## Records provided

_____

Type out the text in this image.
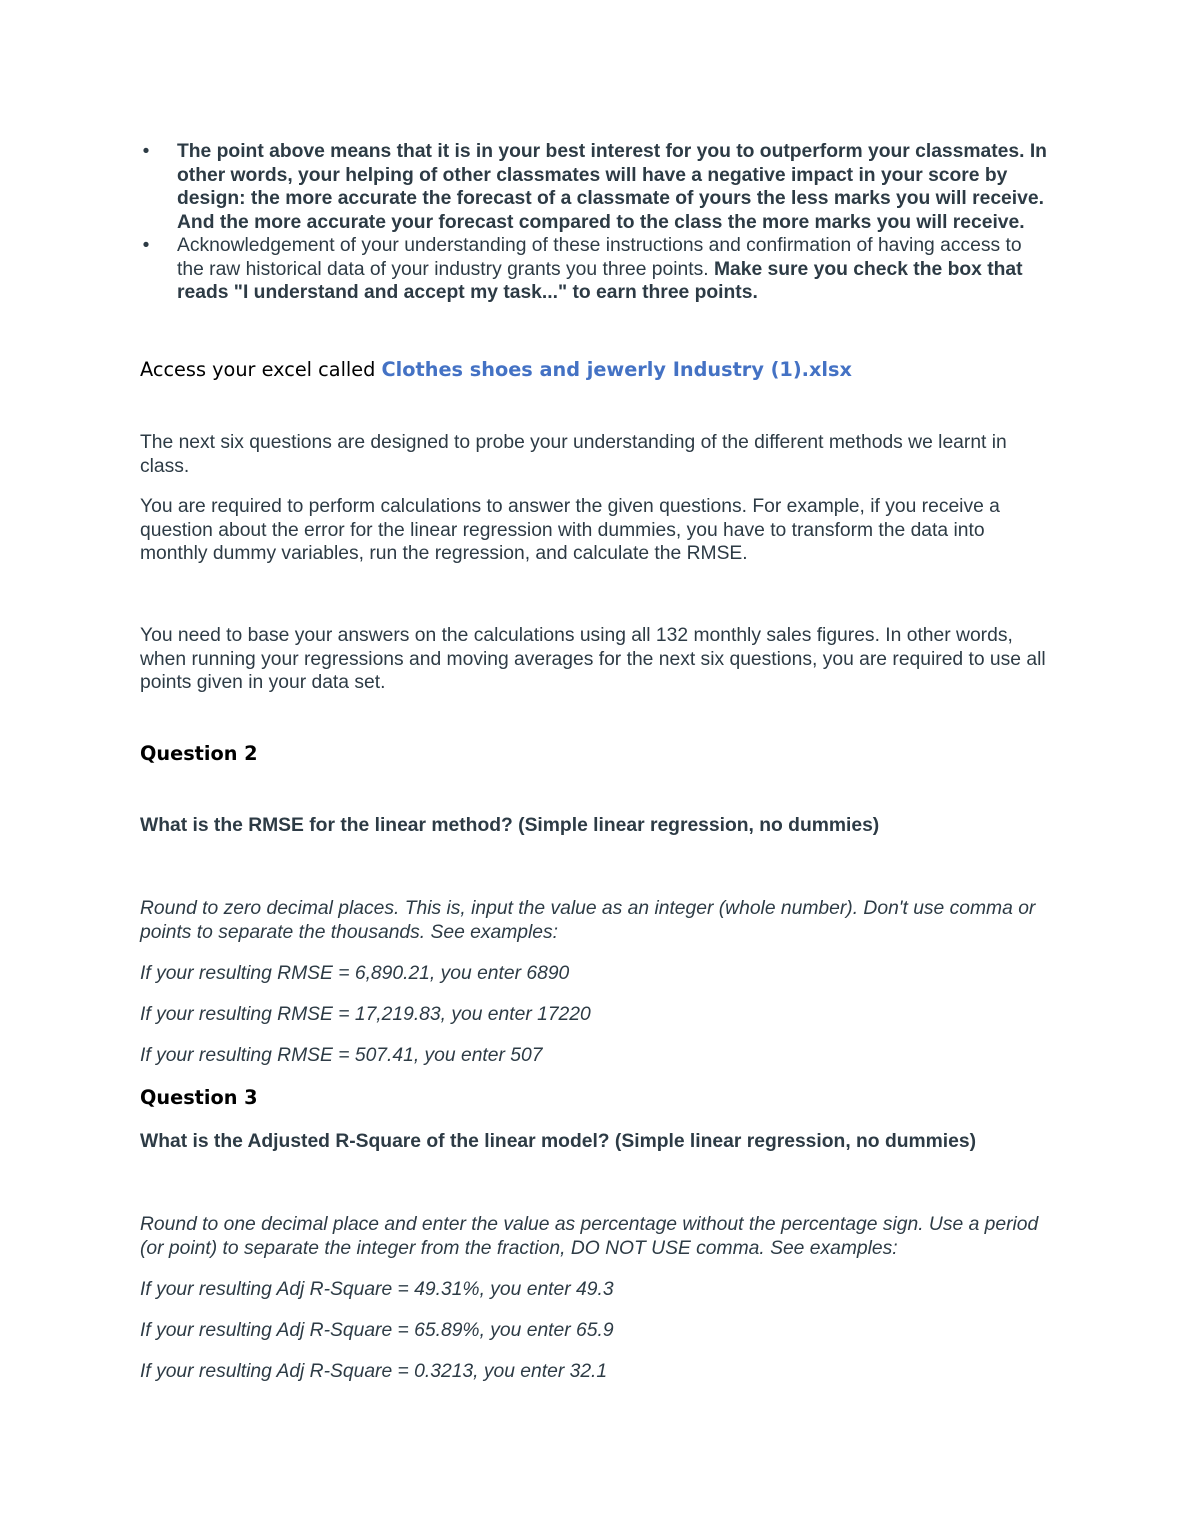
• The point above means that it is in your best interest for you to outperform your classmates. In other words, your helping of other classmates will have a negative impact in your score by design: the more accurate the forecast of a classmate of yours the less marks you will receive. And the more accurate your forecast compared to the class the more marks you will receive.
• Acknowledgement of your understanding of these instructions and confirmation of having access to the raw historical data of your industry grants you three points. Make sure you check the box that reads "I understand and accept my task..." to earn three points.

Access your excel called Clothes shoes and jewerly Industry (1).xlsx

The next six questions are designed to probe your understanding of the different methods we learnt in class.

You are required to perform calculations to answer the given questions. For example, if you receive a question about the error for the linear regression with dummies, you have to transform the data into monthly dummy variables, run the regression, and calculate the RMSE.

You need to base your answers on the calculations using all 132 monthly sales figures. In other words, when running your regressions and moving averages for the next six questions, you are required to use all points given in your data set.

Question 2

What is the RMSE for the linear method? (Simple linear regression, no dummies)

Round to zero decimal places. This is, input the value as an integer (whole number). Don't use comma or points to separate the thousands. See examples:

If your resulting RMSE = 6,890.21, you enter 6890

If your resulting RMSE = 17,219.83, you enter 17220

If your resulting RMSE = 507.41, you enter 507

Question 3

What is the Adjusted R-Square of the linear model? (Simple linear regression, no dummies)

Round to one decimal place and enter the value as percentage without the percentage sign. Use a period (or point) to separate the integer from the fraction, DO NOT USE comma. See examples:

If your resulting Adj R-Square = 49.31%, you enter 49.3

If your resulting Adj R-Square = 65.89%, you enter 65.9

If your resulting Adj R-Square = 0.3213, you enter 32.1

_____

## Instructions for the task
Show each line of the listing that holds the string "Square".

## Written solution
What is the Adjusted R-Square of the linear model? (Simple linear regression, no dummies)
If your resulting Adj R-Square = 49.31%, you enter 49.3
If your resulting Adj R-Square = 65.89%, you enter 65.9
If your resulting Adj R-Square = 0.3213, you enter 32.1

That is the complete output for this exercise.